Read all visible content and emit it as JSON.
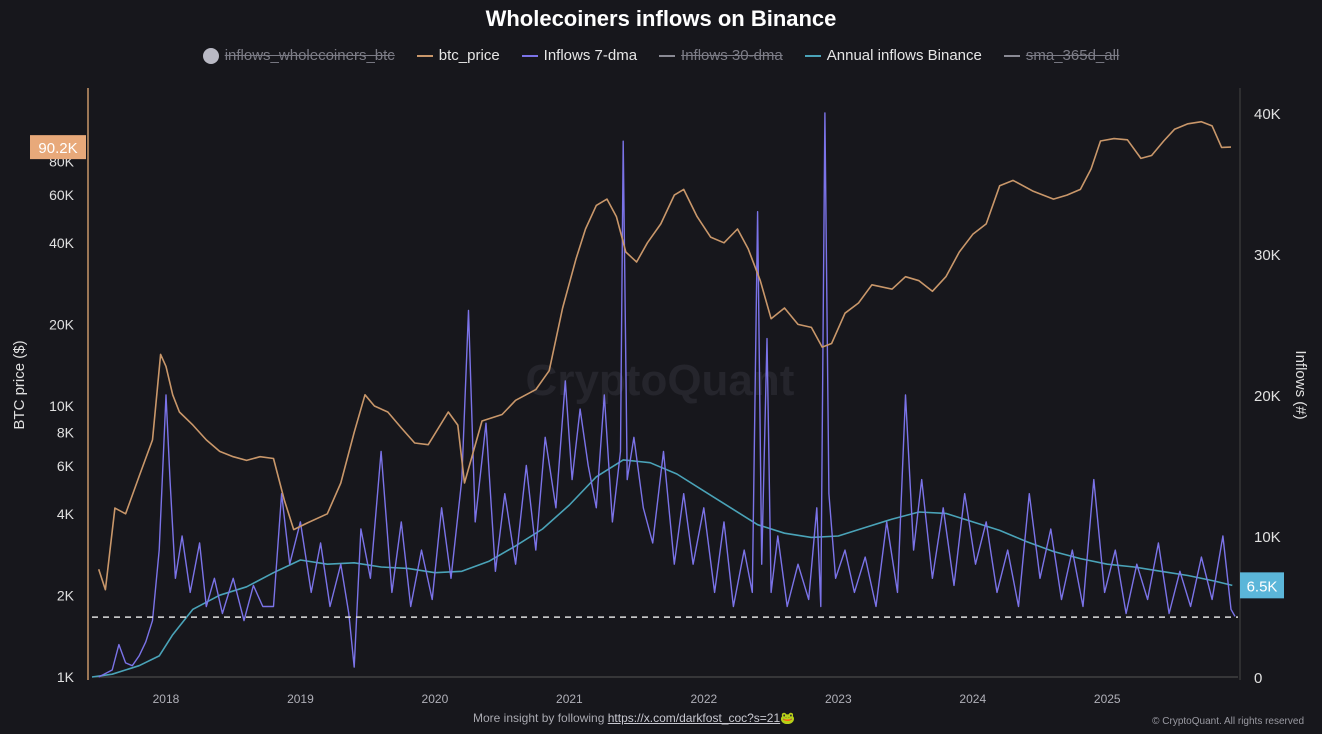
{
  "chart_data": {
    "type": "line",
    "title": "Wholecoiners inflows on Binance",
    "legend": [
      {
        "name": "inflows_wholecoiners_btc",
        "color": "#b9b9c4",
        "enabled": false,
        "marker": "dot"
      },
      {
        "name": "btc_price",
        "color": "#c9976a",
        "enabled": true
      },
      {
        "name": "Inflows 7-dma",
        "color": "#7b73e8",
        "enabled": true
      },
      {
        "name": "Inflows 30-dma",
        "color": "#8a8a94",
        "enabled": false
      },
      {
        "name": "Annual inflows Binance",
        "color": "#4aa3b8",
        "enabled": true
      },
      {
        "name": "sma_365d_all",
        "color": "#8a8a94",
        "enabled": false
      }
    ],
    "legend_position": "top",
    "ylabel_left": "BTC price ($)",
    "ylabel_right": "Inflows (#)",
    "left_axis": {
      "scale": "log",
      "range": [
        1000,
        100000
      ],
      "ticks": [
        1000,
        2000,
        4000,
        6000,
        8000,
        10000,
        20000,
        40000,
        60000,
        80000
      ],
      "tick_labels": [
        "1K",
        "2K",
        "4K",
        "6K",
        "8K",
        "10K",
        "20K",
        "40K",
        "60K",
        "80K"
      ]
    },
    "right_axis": {
      "scale": "linear",
      "range": [
        0,
        40000
      ],
      "ticks": [
        0,
        10000,
        20000,
        30000,
        40000
      ],
      "tick_labels": [
        "0",
        "10K",
        "20K",
        "30K",
        "40K"
      ]
    },
    "x_axis": {
      "range": [
        2017.45,
        2025.95
      ],
      "ticks": [
        2018,
        2019,
        2020,
        2021,
        2022,
        2023,
        2024,
        2025
      ],
      "tick_labels": [
        "2018",
        "2019",
        "2020",
        "2021",
        "2022",
        "2023",
        "2024",
        "2025"
      ]
    },
    "grid": false,
    "watermark": "CryptoQuant",
    "current_price_badge": {
      "label": "90.2K",
      "value": 90200,
      "color": "#e8a97a"
    },
    "current_annual_badge": {
      "label": "6.5K",
      "value": 6500,
      "color": "#5bb6d9"
    },
    "reference_line": {
      "axis": "right",
      "value": 4250,
      "style": "dashed",
      "color": "#dddddd"
    },
    "series": [
      {
        "name": "btc_price",
        "axis": "left",
        "color": "#c9976a",
        "x": [
          2017.5,
          2017.55,
          2017.62,
          2017.7,
          2017.8,
          2017.9,
          2017.96,
          2018.0,
          2018.05,
          2018.1,
          2018.2,
          2018.3,
          2018.4,
          2018.5,
          2018.6,
          2018.7,
          2018.8,
          2018.88,
          2018.95,
          2019.05,
          2019.2,
          2019.3,
          2019.4,
          2019.48,
          2019.55,
          2019.65,
          2019.75,
          2019.85,
          2019.95,
          2020.1,
          2020.17,
          2020.22,
          2020.35,
          2020.5,
          2020.6,
          2020.75,
          2020.85,
          2020.95,
          2021.05,
          2021.12,
          2021.2,
          2021.28,
          2021.35,
          2021.42,
          2021.5,
          2021.58,
          2021.68,
          2021.78,
          2021.85,
          2021.95,
          2022.05,
          2022.15,
          2022.25,
          2022.33,
          2022.42,
          2022.5,
          2022.6,
          2022.7,
          2022.8,
          2022.88,
          2022.95,
          2023.05,
          2023.15,
          2023.25,
          2023.4,
          2023.5,
          2023.6,
          2023.7,
          2023.8,
          2023.9,
          2024.0,
          2024.1,
          2024.2,
          2024.3,
          2024.45,
          2024.6,
          2024.7,
          2024.8,
          2024.88,
          2024.95,
          2025.05,
          2025.15,
          2025.25,
          2025.33,
          2025.42,
          2025.5,
          2025.6,
          2025.7,
          2025.78,
          2025.85,
          2025.92
        ],
        "values": [
          2500,
          2100,
          4200,
          4000,
          5500,
          7500,
          15500,
          14000,
          11000,
          9500,
          8500,
          7500,
          6800,
          6500,
          6300,
          6500,
          6400,
          4500,
          3500,
          3700,
          4000,
          5200,
          8000,
          11000,
          10000,
          9500,
          8300,
          7300,
          7200,
          9500,
          8500,
          5200,
          8800,
          9300,
          10500,
          11500,
          13500,
          23000,
          35000,
          45000,
          55000,
          58000,
          50000,
          37000,
          34000,
          40000,
          47000,
          60000,
          63000,
          50000,
          42000,
          40000,
          45000,
          38000,
          29000,
          21000,
          23000,
          20000,
          19500,
          16500,
          17000,
          22000,
          24000,
          28000,
          27000,
          30000,
          29000,
          26500,
          30000,
          37000,
          43000,
          47000,
          65000,
          68000,
          62000,
          58000,
          60000,
          63000,
          75000,
          95000,
          97000,
          96000,
          82000,
          84000,
          95000,
          105000,
          110000,
          112000,
          108000,
          90000,
          90200
        ]
      },
      {
        "name": "Inflows 7-dma",
        "axis": "right",
        "color": "#7b73e8",
        "x": [
          2017.5,
          2017.6,
          2017.65,
          2017.7,
          2017.75,
          2017.8,
          2017.85,
          2017.9,
          2017.95,
          2018.0,
          2018.03,
          2018.07,
          2018.12,
          2018.18,
          2018.25,
          2018.3,
          2018.36,
          2018.42,
          2018.5,
          2018.58,
          2018.65,
          2018.72,
          2018.8,
          2018.86,
          2018.92,
          2019.0,
          2019.08,
          2019.15,
          2019.22,
          2019.3,
          2019.36,
          2019.4,
          2019.45,
          2019.52,
          2019.6,
          2019.68,
          2019.75,
          2019.82,
          2019.9,
          2019.98,
          2020.05,
          2020.12,
          2020.2,
          2020.25,
          2020.3,
          2020.38,
          2020.45,
          2020.52,
          2020.6,
          2020.68,
          2020.75,
          2020.82,
          2020.9,
          2020.97,
          2021.02,
          2021.08,
          2021.14,
          2021.2,
          2021.26,
          2021.32,
          2021.38,
          2021.4,
          2021.43,
          2021.48,
          2021.55,
          2021.62,
          2021.7,
          2021.78,
          2021.85,
          2021.92,
          2022.0,
          2022.08,
          2022.15,
          2022.22,
          2022.3,
          2022.36,
          2022.4,
          2022.43,
          2022.47,
          2022.5,
          2022.55,
          2022.62,
          2022.7,
          2022.78,
          2022.84,
          2022.87,
          2022.9,
          2022.93,
          2022.98,
          2023.05,
          2023.12,
          2023.2,
          2023.28,
          2023.36,
          2023.44,
          2023.5,
          2023.56,
          2023.62,
          2023.7,
          2023.78,
          2023.86,
          2023.94,
          2024.02,
          2024.1,
          2024.18,
          2024.26,
          2024.34,
          2024.42,
          2024.5,
          2024.58,
          2024.66,
          2024.74,
          2024.82,
          2024.9,
          2024.98,
          2025.06,
          2025.14,
          2025.22,
          2025.3,
          2025.38,
          2025.46,
          2025.54,
          2025.62,
          2025.7,
          2025.78,
          2025.86,
          2025.92,
          2025.95
        ],
        "values": [
          0,
          500,
          2300,
          1000,
          800,
          1500,
          2500,
          4000,
          9000,
          20000,
          14000,
          7000,
          10000,
          6000,
          9500,
          5000,
          7000,
          4500,
          7000,
          4000,
          6500,
          5000,
          5000,
          13000,
          8000,
          11000,
          6000,
          9500,
          5000,
          8000,
          4500,
          700,
          10500,
          7000,
          16000,
          6000,
          11000,
          5000,
          9000,
          5500,
          12000,
          7000,
          14000,
          26000,
          11000,
          18000,
          7500,
          13000,
          8000,
          15000,
          9000,
          17000,
          12000,
          21000,
          14000,
          19000,
          15000,
          12000,
          20000,
          11000,
          16000,
          38000,
          14000,
          17000,
          12000,
          9500,
          16000,
          8000,
          13000,
          8000,
          12000,
          6000,
          11000,
          5000,
          9000,
          6000,
          33000,
          8000,
          24000,
          6000,
          10000,
          5000,
          8000,
          5500,
          12000,
          5000,
          40000,
          13000,
          7000,
          9000,
          6000,
          8500,
          5000,
          11000,
          6000,
          20000,
          9000,
          14000,
          7000,
          12000,
          6500,
          13000,
          8000,
          11000,
          6000,
          9000,
          5000,
          13000,
          7000,
          10500,
          5500,
          9000,
          5000,
          14000,
          6000,
          9000,
          4500,
          8000,
          5500,
          9500,
          4500,
          7500,
          5000,
          8500,
          5500,
          10000,
          4800,
          4300
        ]
      },
      {
        "name": "Annual inflows Binance",
        "axis": "right",
        "color": "#4aa3b8",
        "x": [
          2017.45,
          2017.6,
          2017.8,
          2017.95,
          2018.05,
          2018.2,
          2018.4,
          2018.6,
          2018.8,
          2019.0,
          2019.2,
          2019.4,
          2019.6,
          2019.8,
          2020.0,
          2020.2,
          2020.4,
          2020.6,
          2020.8,
          2021.0,
          2021.2,
          2021.4,
          2021.6,
          2021.8,
          2022.0,
          2022.2,
          2022.4,
          2022.6,
          2022.8,
          2023.0,
          2023.2,
          2023.4,
          2023.6,
          2023.8,
          2024.0,
          2024.2,
          2024.4,
          2024.6,
          2024.8,
          2025.0,
          2025.2,
          2025.4,
          2025.6,
          2025.8,
          2025.93
        ],
        "values": [
          0,
          200,
          800,
          1500,
          3000,
          4800,
          5800,
          6400,
          7400,
          8300,
          8000,
          8100,
          7800,
          7700,
          7400,
          7500,
          8200,
          9300,
          10500,
          12200,
          14200,
          15400,
          15200,
          14400,
          13200,
          12000,
          10800,
          10200,
          9900,
          10000,
          10600,
          11200,
          11700,
          11600,
          11000,
          10400,
          9600,
          8900,
          8400,
          8000,
          7800,
          7500,
          7200,
          6800,
          6500
        ]
      }
    ]
  },
  "footer": {
    "text": "More insight by following ",
    "link": "https://x.com/darkfost_coc?s=21",
    "emoji": "🐸"
  },
  "copyright": "© CryptoQuant. All rights reserved"
}
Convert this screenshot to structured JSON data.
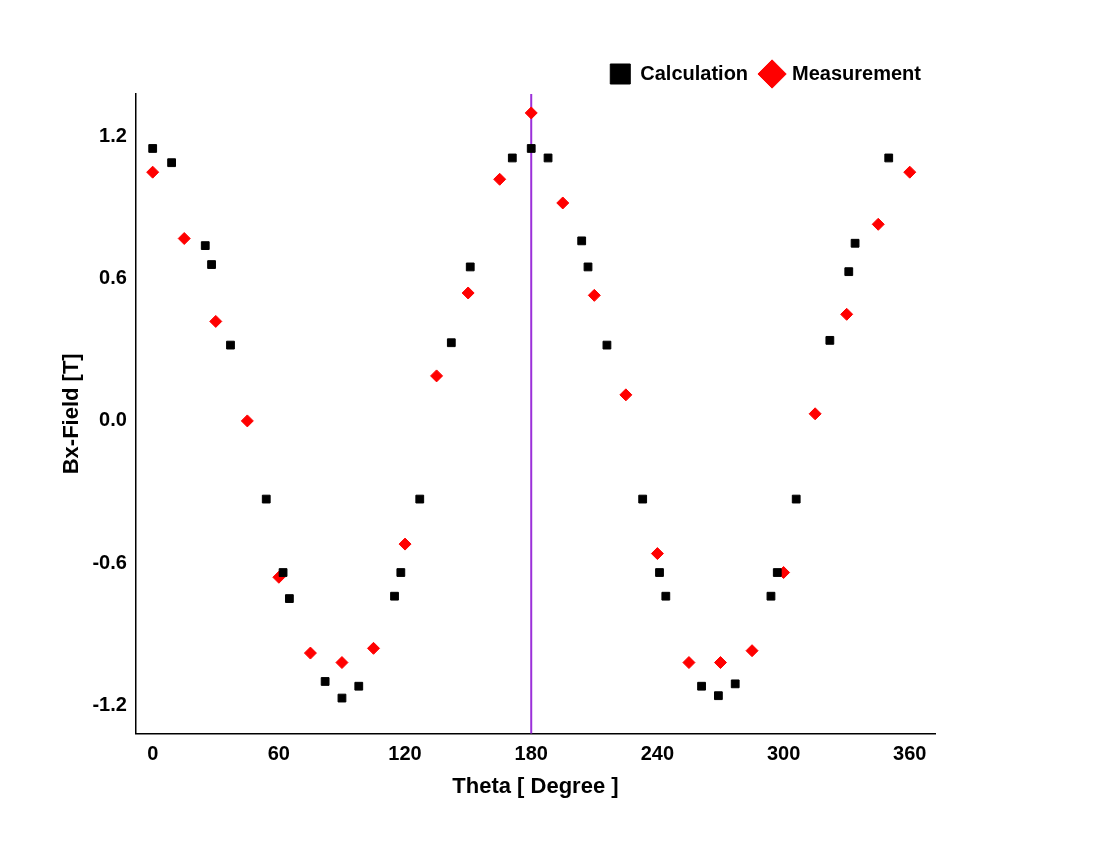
{
  "chart_data": {
    "type": "scatter",
    "xlabel": "Theta [ Degree ]",
    "ylabel": "Bx-Field [T]",
    "xlim": [
      -8,
      372
    ],
    "xticks": [
      0,
      60,
      120,
      180,
      240,
      300,
      360
    ],
    "ylim": [
      -1.32,
      1.38
    ],
    "yticks": [
      -1.2,
      -0.6,
      {
        "value": 0,
        "label": "0.0"
      },
      0.6,
      1.2
    ],
    "grid": false,
    "legend": "upper right",
    "series": [
      {
        "name": "Calculation",
        "color": "#000000",
        "marker": "square",
        "x": [
          0,
          9,
          25,
          28,
          37,
          54,
          62,
          65,
          82,
          90,
          98,
          115,
          118,
          127,
          142,
          151,
          171,
          180,
          188,
          204,
          207,
          216,
          233,
          241,
          244,
          261,
          269,
          277,
          294,
          297,
          306,
          322,
          331,
          334,
          350
        ],
        "values": [
          1.15,
          1.09,
          0.74,
          0.66,
          0.32,
          -0.33,
          -0.64,
          -0.75,
          -1.1,
          -1.17,
          -1.12,
          -0.74,
          -0.64,
          -0.33,
          0.33,
          0.65,
          1.11,
          1.15,
          1.11,
          0.76,
          0.65,
          0.32,
          -0.33,
          -0.64,
          -0.74,
          -1.12,
          -1.16,
          -1.11,
          -0.74,
          -0.64,
          -0.33,
          0.34,
          0.63,
          0.75,
          1.11
        ]
      },
      {
        "name": "Measurement",
        "color": "#ff0000",
        "marker": "diamond",
        "x": [
          0,
          15,
          30,
          45,
          60,
          75,
          90,
          105,
          120,
          135,
          150,
          165,
          180,
          195,
          210,
          225,
          240,
          255,
          270,
          285,
          300,
          315,
          330,
          345,
          360
        ],
        "values": [
          1.05,
          0.77,
          0.42,
          0.0,
          -0.66,
          -0.98,
          -1.02,
          -0.96,
          -0.52,
          0.19,
          0.54,
          1.02,
          1.3,
          0.92,
          0.53,
          0.11,
          -0.56,
          -1.02,
          -1.02,
          -0.97,
          -0.64,
          0.03,
          0.45,
          0.83,
          1.05
        ]
      }
    ],
    "vlines": [
      {
        "x": 180,
        "color": "#9b30d9"
      }
    ]
  }
}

------------------------------------------------------------------------

> REQUIREMENT
Only lines with "marker" are wanted here; list each of them.

> RESPONSE
        "marker": "dot"
        "marker": "square",
        "marker": "diamond",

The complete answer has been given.